→ **Given task**
Tally the lines that contain "znaku" and report the total alone.

→ **Input**

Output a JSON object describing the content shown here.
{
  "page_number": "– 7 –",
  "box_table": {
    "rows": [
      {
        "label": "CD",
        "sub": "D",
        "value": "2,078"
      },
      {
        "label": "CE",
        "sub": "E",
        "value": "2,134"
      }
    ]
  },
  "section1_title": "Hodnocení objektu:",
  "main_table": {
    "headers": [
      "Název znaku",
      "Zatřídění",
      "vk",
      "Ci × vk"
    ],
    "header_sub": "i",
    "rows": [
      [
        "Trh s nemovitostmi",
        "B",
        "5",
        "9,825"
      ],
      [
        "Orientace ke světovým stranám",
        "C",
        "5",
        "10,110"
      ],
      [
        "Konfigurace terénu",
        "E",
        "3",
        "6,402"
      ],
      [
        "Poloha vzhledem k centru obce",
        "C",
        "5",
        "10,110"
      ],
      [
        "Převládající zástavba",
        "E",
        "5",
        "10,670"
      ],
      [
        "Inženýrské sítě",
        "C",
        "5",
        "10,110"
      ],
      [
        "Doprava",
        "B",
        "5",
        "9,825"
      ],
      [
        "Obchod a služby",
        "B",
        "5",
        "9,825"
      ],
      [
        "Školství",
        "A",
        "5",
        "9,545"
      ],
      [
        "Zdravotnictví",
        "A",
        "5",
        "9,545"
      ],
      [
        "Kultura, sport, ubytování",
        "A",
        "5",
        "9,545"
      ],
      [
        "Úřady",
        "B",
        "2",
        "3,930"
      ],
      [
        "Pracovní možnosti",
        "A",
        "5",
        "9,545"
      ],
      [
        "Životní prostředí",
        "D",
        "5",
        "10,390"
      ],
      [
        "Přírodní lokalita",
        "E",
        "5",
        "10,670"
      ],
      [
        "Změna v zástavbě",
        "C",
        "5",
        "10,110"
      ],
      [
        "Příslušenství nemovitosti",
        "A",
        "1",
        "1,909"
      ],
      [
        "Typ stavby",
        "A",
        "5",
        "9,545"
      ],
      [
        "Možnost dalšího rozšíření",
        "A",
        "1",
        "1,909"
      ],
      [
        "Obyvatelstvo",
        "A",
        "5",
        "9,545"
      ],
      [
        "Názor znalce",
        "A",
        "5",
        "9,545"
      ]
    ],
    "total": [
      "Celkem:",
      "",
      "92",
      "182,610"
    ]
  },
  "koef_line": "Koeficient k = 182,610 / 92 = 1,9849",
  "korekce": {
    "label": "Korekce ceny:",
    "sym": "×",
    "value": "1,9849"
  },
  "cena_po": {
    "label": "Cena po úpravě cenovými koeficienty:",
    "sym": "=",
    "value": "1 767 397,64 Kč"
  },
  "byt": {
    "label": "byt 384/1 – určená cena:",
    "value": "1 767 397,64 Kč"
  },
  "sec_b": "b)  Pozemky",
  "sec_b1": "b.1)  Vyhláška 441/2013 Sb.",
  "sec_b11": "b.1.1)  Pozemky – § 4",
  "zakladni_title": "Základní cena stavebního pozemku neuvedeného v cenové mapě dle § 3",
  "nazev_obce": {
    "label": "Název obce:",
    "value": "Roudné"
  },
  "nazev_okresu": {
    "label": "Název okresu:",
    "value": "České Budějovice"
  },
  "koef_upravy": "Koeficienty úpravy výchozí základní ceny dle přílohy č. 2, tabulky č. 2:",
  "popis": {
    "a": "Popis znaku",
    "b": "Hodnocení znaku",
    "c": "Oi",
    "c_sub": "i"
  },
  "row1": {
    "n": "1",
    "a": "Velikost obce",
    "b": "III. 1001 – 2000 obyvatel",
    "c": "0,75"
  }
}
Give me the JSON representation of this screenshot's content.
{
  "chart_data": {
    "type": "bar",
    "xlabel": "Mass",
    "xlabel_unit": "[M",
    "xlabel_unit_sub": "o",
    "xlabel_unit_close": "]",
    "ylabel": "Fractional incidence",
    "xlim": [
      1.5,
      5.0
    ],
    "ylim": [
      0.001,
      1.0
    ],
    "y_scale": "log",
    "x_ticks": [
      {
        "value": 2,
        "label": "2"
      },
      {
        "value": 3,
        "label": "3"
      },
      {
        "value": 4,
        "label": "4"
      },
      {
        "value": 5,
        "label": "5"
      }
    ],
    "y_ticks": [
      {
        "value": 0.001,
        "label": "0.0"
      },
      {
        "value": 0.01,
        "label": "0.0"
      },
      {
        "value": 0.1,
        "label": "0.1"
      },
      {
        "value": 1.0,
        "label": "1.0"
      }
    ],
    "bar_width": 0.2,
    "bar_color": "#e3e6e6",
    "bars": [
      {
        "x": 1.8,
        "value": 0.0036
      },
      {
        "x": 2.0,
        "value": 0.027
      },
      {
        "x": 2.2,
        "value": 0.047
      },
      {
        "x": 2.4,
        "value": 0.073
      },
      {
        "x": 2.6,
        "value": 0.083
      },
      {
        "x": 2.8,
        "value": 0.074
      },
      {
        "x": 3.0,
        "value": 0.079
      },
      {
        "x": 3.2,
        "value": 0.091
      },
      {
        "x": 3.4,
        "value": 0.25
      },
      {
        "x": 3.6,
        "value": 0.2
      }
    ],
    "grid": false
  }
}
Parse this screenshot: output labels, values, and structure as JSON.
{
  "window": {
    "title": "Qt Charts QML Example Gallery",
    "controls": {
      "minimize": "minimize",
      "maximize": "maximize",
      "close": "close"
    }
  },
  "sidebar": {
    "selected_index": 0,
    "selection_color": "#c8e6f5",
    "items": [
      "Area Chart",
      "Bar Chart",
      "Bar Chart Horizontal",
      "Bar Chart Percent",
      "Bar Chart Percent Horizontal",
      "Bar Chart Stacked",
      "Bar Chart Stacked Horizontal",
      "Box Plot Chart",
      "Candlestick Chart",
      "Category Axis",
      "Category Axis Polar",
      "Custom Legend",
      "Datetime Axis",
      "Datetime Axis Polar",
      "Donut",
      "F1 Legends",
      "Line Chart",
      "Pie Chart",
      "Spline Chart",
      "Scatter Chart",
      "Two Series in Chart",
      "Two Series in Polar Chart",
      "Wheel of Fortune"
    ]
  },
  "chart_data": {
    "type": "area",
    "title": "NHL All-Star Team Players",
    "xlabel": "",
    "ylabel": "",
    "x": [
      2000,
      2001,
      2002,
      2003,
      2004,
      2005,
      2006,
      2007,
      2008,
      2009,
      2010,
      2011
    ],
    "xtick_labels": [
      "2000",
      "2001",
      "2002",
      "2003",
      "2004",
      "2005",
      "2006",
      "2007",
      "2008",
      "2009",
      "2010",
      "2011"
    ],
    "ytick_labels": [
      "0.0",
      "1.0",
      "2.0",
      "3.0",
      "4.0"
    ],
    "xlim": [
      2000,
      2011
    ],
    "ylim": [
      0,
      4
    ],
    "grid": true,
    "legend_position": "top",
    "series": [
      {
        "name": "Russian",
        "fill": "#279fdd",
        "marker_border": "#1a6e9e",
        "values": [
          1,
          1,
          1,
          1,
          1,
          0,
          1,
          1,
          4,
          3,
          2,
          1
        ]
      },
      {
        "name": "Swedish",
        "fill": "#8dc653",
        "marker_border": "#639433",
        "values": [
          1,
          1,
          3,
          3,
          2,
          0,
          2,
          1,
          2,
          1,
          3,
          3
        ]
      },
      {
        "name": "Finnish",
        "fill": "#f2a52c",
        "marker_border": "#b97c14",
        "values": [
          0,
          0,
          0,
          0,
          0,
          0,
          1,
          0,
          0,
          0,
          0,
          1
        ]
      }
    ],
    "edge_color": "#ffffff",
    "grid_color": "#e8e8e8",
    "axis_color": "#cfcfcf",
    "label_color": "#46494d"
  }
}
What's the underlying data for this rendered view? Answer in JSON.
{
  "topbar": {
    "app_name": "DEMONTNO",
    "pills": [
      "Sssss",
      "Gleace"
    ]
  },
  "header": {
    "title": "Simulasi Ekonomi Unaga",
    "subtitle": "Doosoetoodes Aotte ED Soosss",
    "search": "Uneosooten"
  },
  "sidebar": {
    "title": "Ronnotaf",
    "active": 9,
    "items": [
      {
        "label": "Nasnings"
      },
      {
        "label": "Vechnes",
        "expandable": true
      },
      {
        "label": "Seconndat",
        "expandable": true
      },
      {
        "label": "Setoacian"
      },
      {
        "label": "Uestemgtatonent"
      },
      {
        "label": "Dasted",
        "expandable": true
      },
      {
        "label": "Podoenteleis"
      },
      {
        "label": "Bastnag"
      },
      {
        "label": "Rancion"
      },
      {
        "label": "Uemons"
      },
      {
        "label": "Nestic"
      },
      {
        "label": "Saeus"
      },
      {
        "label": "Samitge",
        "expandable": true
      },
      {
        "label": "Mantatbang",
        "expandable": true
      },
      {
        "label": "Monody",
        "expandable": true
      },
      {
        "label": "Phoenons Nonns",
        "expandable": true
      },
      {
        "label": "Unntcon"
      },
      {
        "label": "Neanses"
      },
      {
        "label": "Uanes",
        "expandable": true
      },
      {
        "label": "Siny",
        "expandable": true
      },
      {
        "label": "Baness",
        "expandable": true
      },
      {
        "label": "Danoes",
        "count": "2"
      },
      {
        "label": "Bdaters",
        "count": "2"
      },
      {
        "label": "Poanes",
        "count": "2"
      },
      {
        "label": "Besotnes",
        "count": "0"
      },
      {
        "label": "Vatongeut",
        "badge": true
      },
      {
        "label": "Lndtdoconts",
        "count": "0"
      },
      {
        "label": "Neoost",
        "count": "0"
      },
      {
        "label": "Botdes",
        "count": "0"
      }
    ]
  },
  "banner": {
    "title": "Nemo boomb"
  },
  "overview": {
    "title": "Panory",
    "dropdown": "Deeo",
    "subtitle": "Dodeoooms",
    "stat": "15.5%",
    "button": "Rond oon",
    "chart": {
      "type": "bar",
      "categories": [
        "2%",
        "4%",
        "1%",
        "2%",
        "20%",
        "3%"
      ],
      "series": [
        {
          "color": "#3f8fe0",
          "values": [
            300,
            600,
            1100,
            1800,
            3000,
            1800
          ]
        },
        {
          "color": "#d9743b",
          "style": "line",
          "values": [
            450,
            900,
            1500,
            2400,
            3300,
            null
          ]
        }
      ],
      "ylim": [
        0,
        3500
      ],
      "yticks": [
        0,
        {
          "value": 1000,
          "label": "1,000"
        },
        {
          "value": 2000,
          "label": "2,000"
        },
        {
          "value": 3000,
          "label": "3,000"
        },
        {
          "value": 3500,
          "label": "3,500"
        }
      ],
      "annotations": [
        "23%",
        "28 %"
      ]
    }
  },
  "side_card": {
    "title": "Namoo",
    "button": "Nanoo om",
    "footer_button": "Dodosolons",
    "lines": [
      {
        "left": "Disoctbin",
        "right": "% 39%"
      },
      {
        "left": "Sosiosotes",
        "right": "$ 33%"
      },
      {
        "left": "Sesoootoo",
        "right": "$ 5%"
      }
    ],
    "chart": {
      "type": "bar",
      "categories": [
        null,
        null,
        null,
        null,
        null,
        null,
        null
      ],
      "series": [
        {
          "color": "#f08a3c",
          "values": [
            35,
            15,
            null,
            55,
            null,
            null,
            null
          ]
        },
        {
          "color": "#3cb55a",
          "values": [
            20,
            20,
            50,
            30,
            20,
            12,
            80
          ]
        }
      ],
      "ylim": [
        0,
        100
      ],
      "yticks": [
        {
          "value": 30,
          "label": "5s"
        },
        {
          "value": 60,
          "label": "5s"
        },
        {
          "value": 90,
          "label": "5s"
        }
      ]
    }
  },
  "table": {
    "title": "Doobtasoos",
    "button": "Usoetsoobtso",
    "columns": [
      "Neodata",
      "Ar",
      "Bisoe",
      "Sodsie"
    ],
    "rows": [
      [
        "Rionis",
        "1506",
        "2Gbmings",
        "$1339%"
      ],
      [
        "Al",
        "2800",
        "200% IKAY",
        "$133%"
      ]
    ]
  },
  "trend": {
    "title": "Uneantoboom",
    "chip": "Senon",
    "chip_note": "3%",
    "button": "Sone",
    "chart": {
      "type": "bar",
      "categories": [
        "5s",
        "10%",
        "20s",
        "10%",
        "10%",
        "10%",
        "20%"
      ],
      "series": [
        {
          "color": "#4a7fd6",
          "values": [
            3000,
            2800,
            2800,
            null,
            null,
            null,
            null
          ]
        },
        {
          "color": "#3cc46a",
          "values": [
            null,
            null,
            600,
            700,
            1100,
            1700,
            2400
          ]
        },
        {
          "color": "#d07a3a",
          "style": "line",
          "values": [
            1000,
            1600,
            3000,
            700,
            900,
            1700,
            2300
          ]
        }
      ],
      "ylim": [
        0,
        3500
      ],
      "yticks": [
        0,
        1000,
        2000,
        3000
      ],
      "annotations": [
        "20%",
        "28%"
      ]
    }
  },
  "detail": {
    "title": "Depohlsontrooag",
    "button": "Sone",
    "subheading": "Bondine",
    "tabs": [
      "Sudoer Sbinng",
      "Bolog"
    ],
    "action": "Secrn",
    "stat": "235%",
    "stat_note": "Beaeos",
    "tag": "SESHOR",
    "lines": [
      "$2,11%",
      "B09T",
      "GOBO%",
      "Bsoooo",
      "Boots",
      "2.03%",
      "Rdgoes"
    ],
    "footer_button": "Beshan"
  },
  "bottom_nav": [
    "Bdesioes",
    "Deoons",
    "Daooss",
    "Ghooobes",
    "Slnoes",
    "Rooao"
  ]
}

→ **Solution to the exercise**
3